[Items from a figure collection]
----------

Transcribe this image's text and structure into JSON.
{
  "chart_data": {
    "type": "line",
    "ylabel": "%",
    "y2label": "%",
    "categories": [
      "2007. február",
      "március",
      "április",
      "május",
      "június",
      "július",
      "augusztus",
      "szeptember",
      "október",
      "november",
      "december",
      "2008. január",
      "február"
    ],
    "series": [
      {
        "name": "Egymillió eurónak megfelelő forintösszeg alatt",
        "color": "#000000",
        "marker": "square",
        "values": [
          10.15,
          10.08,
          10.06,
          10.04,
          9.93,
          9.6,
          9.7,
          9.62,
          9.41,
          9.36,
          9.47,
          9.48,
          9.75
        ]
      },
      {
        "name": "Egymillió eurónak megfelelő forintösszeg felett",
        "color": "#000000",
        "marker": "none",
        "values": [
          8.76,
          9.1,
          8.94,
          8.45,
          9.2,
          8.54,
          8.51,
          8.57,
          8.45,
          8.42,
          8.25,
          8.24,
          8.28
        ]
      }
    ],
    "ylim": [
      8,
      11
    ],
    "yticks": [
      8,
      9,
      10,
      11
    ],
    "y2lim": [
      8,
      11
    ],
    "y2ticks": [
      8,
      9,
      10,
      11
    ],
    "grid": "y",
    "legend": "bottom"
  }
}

----------

WRITTEN REQUEST — Transcribe every entry exactly.

TASK RESULT —
Transcribe this image's text and structure into JSON.
{
  "chart_data": {
    "type": "line",
    "ylabel": "%",
    "y2label": "%",
    "categories": [
      "2007. február",
      "március",
      "április",
      "május",
      "június",
      "július",
      "augusztus",
      "szeptember",
      "október",
      "november",
      "december",
      "2008. január",
      "február"
    ],
    "series": [
      {
        "name": "Egymillió eurónak megfelelő forintösszeg alatt",
        "color": "#000000",
        "marker": "square",
        "values": [
          10.15,
          10.08,
          10.06,
          10.04,
          9.93,
          9.6,
          9.7,
          9.62,
          9.41,
          9.36,
          9.47,
          9.48,
          9.75
        ]
      },
      {
        "name": "Egymillió eurónak megfelelő forintösszeg felett",
        "color": "#000000",
        "marker": "none",
        "values": [
          8.76,
          9.1,
          8.94,
          8.45,
          9.2,
          8.54,
          8.51,
          8.57,
          8.45,
          8.42,
          8.25,
          8.24,
          8.28
        ]
      }
    ],
    "ylim": [
      8,
      11
    ],
    "yticks": [
      8,
      9,
      10,
      11
    ],
    "y2lim": [
      8,
      11
    ],
    "y2ticks": [
      8,
      9,
      10,
      11
    ],
    "grid": "y",
    "legend": "bottom"
  }
}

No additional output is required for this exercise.